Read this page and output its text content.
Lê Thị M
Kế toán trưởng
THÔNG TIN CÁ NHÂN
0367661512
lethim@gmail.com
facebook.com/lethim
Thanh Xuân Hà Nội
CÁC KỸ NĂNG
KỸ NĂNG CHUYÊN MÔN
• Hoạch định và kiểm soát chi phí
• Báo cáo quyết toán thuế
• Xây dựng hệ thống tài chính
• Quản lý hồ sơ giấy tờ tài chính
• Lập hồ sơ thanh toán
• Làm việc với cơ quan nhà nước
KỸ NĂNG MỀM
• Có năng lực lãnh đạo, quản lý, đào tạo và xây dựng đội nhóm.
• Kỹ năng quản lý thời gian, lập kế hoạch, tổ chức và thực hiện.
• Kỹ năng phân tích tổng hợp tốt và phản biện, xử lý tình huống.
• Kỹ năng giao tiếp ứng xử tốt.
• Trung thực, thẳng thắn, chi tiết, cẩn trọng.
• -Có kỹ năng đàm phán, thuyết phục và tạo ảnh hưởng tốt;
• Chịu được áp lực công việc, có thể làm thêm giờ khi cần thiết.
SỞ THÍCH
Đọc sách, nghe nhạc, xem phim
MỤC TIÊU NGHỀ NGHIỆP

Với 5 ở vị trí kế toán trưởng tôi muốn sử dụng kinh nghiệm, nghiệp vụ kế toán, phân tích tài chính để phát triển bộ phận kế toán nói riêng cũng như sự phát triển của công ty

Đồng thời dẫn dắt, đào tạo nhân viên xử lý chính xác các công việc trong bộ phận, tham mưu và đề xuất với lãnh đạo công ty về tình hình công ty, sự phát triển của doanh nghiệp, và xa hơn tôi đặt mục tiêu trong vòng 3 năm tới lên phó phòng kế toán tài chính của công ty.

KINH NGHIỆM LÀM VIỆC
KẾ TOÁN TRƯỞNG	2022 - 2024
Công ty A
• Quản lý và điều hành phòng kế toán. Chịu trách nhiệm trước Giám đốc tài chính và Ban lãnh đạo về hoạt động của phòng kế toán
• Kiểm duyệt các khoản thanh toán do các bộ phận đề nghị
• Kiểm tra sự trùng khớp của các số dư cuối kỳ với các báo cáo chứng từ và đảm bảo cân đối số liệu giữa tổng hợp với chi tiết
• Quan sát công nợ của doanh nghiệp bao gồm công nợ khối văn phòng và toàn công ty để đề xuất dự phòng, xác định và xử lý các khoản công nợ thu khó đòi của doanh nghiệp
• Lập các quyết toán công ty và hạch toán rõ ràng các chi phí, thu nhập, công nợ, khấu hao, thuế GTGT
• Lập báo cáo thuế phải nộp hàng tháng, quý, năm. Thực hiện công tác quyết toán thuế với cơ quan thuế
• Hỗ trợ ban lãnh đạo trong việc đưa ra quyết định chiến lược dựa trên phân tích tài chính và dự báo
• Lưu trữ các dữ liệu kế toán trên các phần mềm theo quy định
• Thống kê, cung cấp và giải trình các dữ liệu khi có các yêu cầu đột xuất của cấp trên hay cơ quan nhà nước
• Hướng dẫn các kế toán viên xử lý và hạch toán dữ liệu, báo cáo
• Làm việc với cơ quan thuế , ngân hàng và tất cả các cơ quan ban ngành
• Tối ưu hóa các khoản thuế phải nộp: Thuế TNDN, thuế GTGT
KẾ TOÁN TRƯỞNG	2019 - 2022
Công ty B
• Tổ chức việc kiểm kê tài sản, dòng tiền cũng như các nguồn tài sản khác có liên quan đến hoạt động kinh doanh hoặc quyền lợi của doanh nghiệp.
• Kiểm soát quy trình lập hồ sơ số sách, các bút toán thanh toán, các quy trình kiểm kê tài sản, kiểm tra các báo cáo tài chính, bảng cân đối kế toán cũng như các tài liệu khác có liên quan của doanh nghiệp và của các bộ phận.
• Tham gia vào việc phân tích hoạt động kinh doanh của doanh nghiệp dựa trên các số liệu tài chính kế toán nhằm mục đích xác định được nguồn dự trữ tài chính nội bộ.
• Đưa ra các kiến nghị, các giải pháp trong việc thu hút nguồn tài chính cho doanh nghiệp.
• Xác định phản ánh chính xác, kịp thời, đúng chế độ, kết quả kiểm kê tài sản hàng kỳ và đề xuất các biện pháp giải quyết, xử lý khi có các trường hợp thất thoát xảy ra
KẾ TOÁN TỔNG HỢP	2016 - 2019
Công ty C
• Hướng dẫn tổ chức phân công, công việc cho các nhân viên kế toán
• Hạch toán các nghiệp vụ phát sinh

EXERCISE AIM » Reproduce the listing in full. Keep it exactly as written.

WRITTEN RESPONSE »
Read this page and output its text content.
Lê Thị M
Kế toán trưởng
THÔNG TIN CÁ NHÂN
0367661512
lethim@gmail.com
facebook.com/lethim
Thanh Xuân Hà Nội
CÁC KỸ NĂNG
KỸ NĂNG CHUYÊN MÔN
• Hoạch định và kiểm soát chi phí
• Báo cáo quyết toán thuế
• Xây dựng hệ thống tài chính
• Quản lý hồ sơ giấy tờ tài chính
• Lập hồ sơ thanh toán
• Làm việc với cơ quan nhà nước
KỸ NĂNG MỀM
• Có năng lực lãnh đạo, quản lý, đào tạo và xây dựng đội nhóm.
• Kỹ năng quản lý thời gian, lập kế hoạch, tổ chức và thực hiện.
• Kỹ năng phân tích tổng hợp tốt và phản biện, xử lý tình huống.
• Kỹ năng giao tiếp ứng xử tốt.
• Trung thực, thẳng thắn, chi tiết, cẩn trọng.
• -Có kỹ năng đàm phán, thuyết phục và tạo ảnh hưởng tốt;
• Chịu được áp lực công việc, có thể làm thêm giờ khi cần thiết.
SỞ THÍCH
Đọc sách, nghe nhạc, xem phim
MỤC TIÊU NGHỀ NGHIỆP

Với 5 ở vị trí kế toán trưởng tôi muốn sử dụng kinh nghiệm, nghiệp vụ kế toán, phân tích tài chính để phát triển bộ phận kế toán nói riêng cũng như sự phát triển của công ty

Đồng thời dẫn dắt, đào tạo nhân viên xử lý chính xác các công việc trong bộ phận, tham mưu và đề xuất với lãnh đạo công ty về tình hình công ty, sự phát triển của doanh nghiệp, và xa hơn tôi đặt mục tiêu trong vòng 3 năm tới lên phó phòng kế toán tài chính của công ty.

KINH NGHIỆM LÀM VIỆC
KẾ TOÁN TRƯỞNG	2022 - 2024
Công ty A
• Quản lý và điều hành phòng kế toán. Chịu trách nhiệm trước Giám đốc tài chính và Ban lãnh đạo về hoạt động của phòng kế toán
• Kiểm duyệt các khoản thanh toán do các bộ phận đề nghị
• Kiểm tra sự trùng khớp của các số dư cuối kỳ với các báo cáo chứng từ và đảm bảo cân đối số liệu giữa tổng hợp với chi tiết
• Quan sát công nợ của doanh nghiệp bao gồm công nợ khối văn phòng và toàn công ty để đề xuất dự phòng, xác định và xử lý các khoản công nợ thu khó đòi của doanh nghiệp
• Lập các quyết toán công ty và hạch toán rõ ràng các chi phí, thu nhập, công nợ, khấu hao, thuế GTGT
• Lập báo cáo thuế phải nộp hàng tháng, quý, năm. Thực hiện công tác quyết toán thuế với cơ quan thuế
• Hỗ trợ ban lãnh đạo trong việc đưa ra quyết định chiến lược dựa trên phân tích tài chính và dự báo
• Lưu trữ các dữ liệu kế toán trên các phần mềm theo quy định
• Thống kê, cung cấp và giải trình các dữ liệu khi có các yêu cầu đột xuất của cấp trên hay cơ quan nhà nước
• Hướng dẫn các kế toán viên xử lý và hạch toán dữ liệu, báo cáo
• Làm việc với cơ quan thuế , ngân hàng và tất cả các cơ quan ban ngành
• Tối ưu hóa các khoản thuế phải nộp: Thuế TNDN, thuế GTGT
KẾ TOÁN TRƯỞNG	2019 - 2022
Công ty B
• Tổ chức việc kiểm kê tài sản, dòng tiền cũng như các nguồn tài sản khác có liên quan đến hoạt động kinh doanh hoặc quyền lợi của doanh nghiệp.
• Kiểm soát quy trình lập hồ sơ số sách, các bút toán thanh toán, các quy trình kiểm kê tài sản, kiểm tra các báo cáo tài chính, bảng cân đối kế toán cũng như các tài liệu khác có liên quan của doanh nghiệp và của các bộ phận.
• Tham gia vào việc phân tích hoạt động kinh doanh của doanh nghiệp dựa trên các số liệu tài chính kế toán nhằm mục đích xác định được nguồn dự trữ tài chính nội bộ.
• Đưa ra các kiến nghị, các giải pháp trong việc thu hút nguồn tài chính cho doanh nghiệp.
• Xác định phản ánh chính xác, kịp thời, đúng chế độ, kết quả kiểm kê tài sản hàng kỳ và đề xuất các biện pháp giải quyết, xử lý khi có các trường hợp thất thoát xảy ra
KẾ TOÁN TỔNG HỢP	2016 - 2019
Công ty C
• Hướng dẫn tổ chức phân công, công việc cho các nhân viên kế toán
• Hạch toán các nghiệp vụ phát sinh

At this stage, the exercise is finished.